- **DATA SUPPLIED**:
## Begin
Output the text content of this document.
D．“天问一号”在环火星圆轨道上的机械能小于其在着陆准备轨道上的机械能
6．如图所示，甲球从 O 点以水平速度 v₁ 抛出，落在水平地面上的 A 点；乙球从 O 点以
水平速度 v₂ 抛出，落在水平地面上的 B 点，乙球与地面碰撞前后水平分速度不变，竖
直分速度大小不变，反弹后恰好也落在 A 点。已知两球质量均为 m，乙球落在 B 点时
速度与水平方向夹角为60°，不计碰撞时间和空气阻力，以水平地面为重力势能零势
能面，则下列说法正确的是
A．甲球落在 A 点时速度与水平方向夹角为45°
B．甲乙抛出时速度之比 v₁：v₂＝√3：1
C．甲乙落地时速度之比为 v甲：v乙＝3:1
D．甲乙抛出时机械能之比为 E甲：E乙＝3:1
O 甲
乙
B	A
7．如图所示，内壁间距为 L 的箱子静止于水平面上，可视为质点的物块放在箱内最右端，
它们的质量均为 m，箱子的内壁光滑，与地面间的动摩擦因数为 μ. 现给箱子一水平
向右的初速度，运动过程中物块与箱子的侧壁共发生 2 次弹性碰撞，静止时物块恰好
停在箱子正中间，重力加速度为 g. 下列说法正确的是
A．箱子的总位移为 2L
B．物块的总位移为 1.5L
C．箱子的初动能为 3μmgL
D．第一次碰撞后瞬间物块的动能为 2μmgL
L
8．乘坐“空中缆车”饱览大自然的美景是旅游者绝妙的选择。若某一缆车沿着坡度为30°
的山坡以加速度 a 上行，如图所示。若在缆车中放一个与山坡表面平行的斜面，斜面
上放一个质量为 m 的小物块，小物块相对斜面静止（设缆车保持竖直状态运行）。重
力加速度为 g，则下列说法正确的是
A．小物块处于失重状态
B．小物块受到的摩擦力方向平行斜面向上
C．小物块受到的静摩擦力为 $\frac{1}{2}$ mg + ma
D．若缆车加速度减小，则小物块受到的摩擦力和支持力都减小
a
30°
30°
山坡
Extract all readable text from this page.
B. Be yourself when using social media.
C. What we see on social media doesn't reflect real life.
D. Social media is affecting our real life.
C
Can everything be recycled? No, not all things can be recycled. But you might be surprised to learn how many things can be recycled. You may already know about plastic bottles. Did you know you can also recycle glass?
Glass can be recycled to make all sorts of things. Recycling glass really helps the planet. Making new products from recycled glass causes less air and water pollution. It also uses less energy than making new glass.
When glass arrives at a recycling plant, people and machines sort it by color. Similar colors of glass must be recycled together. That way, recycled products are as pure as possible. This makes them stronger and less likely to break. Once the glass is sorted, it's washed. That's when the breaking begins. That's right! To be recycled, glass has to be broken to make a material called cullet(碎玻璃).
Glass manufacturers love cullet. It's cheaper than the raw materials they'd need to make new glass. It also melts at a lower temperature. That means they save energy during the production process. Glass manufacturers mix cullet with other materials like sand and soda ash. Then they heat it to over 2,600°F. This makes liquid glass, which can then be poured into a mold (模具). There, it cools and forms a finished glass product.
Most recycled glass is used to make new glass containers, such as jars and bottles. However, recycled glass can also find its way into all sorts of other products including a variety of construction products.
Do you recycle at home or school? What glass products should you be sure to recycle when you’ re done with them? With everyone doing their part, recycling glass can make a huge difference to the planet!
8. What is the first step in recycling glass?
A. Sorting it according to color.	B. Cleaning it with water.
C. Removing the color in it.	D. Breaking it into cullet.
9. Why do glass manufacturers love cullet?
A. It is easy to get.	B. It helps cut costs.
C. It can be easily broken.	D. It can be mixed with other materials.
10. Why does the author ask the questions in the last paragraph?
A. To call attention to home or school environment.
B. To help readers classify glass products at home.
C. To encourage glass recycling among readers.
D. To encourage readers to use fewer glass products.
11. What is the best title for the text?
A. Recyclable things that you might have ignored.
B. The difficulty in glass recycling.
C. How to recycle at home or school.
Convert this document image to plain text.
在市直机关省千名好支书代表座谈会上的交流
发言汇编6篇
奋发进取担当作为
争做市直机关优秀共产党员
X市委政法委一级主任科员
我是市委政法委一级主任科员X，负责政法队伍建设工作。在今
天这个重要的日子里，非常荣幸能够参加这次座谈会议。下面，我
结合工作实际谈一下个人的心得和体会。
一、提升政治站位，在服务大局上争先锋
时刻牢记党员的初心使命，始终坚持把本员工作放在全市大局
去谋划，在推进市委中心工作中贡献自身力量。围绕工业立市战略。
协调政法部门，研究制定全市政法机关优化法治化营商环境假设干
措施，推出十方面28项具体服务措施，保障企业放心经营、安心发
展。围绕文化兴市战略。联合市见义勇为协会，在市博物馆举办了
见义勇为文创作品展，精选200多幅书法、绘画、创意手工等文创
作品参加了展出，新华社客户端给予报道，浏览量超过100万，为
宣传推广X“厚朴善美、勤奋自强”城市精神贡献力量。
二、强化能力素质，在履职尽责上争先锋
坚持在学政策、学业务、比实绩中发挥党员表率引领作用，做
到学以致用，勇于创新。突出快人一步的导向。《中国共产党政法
## End
- **TASK TO CARRY OUT**: Would you copy out each line exactly as written?

- **WORKED ANSWER**:
Output the text content of this document.
D．“天问一号”在环火星圆轨道上的机械能小于其在着陆准备轨道上的机械能
6．如图所示，甲球从 O 点以水平速度 v₁ 抛出，落在水平地面上的 A 点；乙球从 O 点以
水平速度 v₂ 抛出，落在水平地面上的 B 点，乙球与地面碰撞前后水平分速度不变，竖
直分速度大小不变，反弹后恰好也落在 A 点。已知两球质量均为 m，乙球落在 B 点时
速度与水平方向夹角为60°，不计碰撞时间和空气阻力，以水平地面为重力势能零势
能面，则下列说法正确的是
A．甲球落在 A 点时速度与水平方向夹角为45°
B．甲乙抛出时速度之比 v₁：v₂＝√3：1
C．甲乙落地时速度之比为 v甲：v乙＝3:1
D．甲乙抛出时机械能之比为 E甲：E乙＝3:1
O 甲
乙
B	A
7．如图所示，内壁间距为 L 的箱子静止于水平面上，可视为质点的物块放在箱内最右端，
它们的质量均为 m，箱子的内壁光滑，与地面间的动摩擦因数为 μ. 现给箱子一水平
向右的初速度，运动过程中物块与箱子的侧壁共发生 2 次弹性碰撞，静止时物块恰好
停在箱子正中间，重力加速度为 g. 下列说法正确的是
A．箱子的总位移为 2L
B．物块的总位移为 1.5L
C．箱子的初动能为 3μmgL
D．第一次碰撞后瞬间物块的动能为 2μmgL
L
8．乘坐“空中缆车”饱览大自然的美景是旅游者绝妙的选择。若某一缆车沿着坡度为30°
的山坡以加速度 a 上行，如图所示。若在缆车中放一个与山坡表面平行的斜面，斜面
上放一个质量为 m 的小物块，小物块相对斜面静止（设缆车保持竖直状态运行）。重
力加速度为 g，则下列说法正确的是
A．小物块处于失重状态
B．小物块受到的摩擦力方向平行斜面向上
C．小物块受到的静摩擦力为 $\frac{1}{2}$ mg + ma
D．若缆车加速度减小，则小物块受到的摩擦力和支持力都减小
a
30°
30°
山坡
Extract all readable text from this page.
B. Be yourself when using social media.
C. What we see on social media doesn't reflect real life.
D. Social media is affecting our real life.
C
Can everything be recycled? No, not all things can be recycled. But you might be surprised to learn how many things can be recycled. You may already know about plastic bottles. Did you know you can also recycle glass?
Glass can be recycled to make all sorts of things. Recycling glass really helps the planet. Making new products from recycled glass causes less air and water pollution. It also uses less energy than making new glass.
When glass arrives at a recycling plant, people and machines sort it by color. Similar colors of glass must be recycled together. That way, recycled products are as pure as possible. This makes them stronger and less likely to break. Once the glass is sorted, it's washed. That's when the breaking begins. That's right! To be recycled, glass has to be broken to make a material called cullet(碎玻璃).
Glass manufacturers love cullet. It's cheaper than the raw materials they'd need to make new glass. It also melts at a lower temperature. That means they save energy during the production process. Glass manufacturers mix cullet with other materials like sand and soda ash. Then they heat it to over 2,600°F. This makes liquid glass, which can then be poured into a mold (模具). There, it cools and forms a finished glass product.
Most recycled glass is used to make new glass containers, such as jars and bottles. However, recycled glass can also find its way into all sorts of other products including a variety of construction products.
Do you recycle at home or school? What glass products should you be sure to recycle when you’ re done with them? With everyone doing their part, recycling glass can make a huge difference to the planet!
8. What is the first step in recycling glass?
A. Sorting it according to color.	B. Cleaning it with water.
C. Removing the color in it.	D. Breaking it into cullet.
9. Why do glass manufacturers love cullet?
A. It is easy to get.	B. It helps cut costs.
C. It can be easily broken.	D. It can be mixed with other materials.
10. Why does the author ask the questions in the last paragraph?
A. To call attention to home or school environment.
B. To help readers classify glass products at home.
C. To encourage glass recycling among readers.
D. To encourage readers to use fewer glass products.
11. What is the best title for the text?
A. Recyclable things that you might have ignored.
B. The difficulty in glass recycling.
C. How to recycle at home or school.
Convert this document image to plain text.
在市直机关省千名好支书代表座谈会上的交流
发言汇编6篇
奋发进取担当作为
争做市直机关优秀共产党员
X市委政法委一级主任科员
我是市委政法委一级主任科员X，负责政法队伍建设工作。在今
天这个重要的日子里，非常荣幸能够参加这次座谈会议。下面，我
结合工作实际谈一下个人的心得和体会。
一、提升政治站位，在服务大局上争先锋
时刻牢记党员的初心使命，始终坚持把本员工作放在全市大局
去谋划，在推进市委中心工作中贡献自身力量。围绕工业立市战略。
协调政法部门，研究制定全市政法机关优化法治化营商环境假设干
措施，推出十方面28项具体服务措施，保障企业放心经营、安心发
展。围绕文化兴市战略。联合市见义勇为协会，在市博物馆举办了
见义勇为文创作品展，精选200多幅书法、绘画、创意手工等文创
作品参加了展出，新华社客户端给予报道，浏览量超过100万，为
宣传推广X“厚朴善美、勤奋自强”城市精神贡献力量。
二、强化能力素质，在履职尽责上争先锋
坚持在学政策、学业务、比实绩中发挥党员表率引领作用，做
到学以致用，勇于创新。突出快人一步的导向。《中国共产党政法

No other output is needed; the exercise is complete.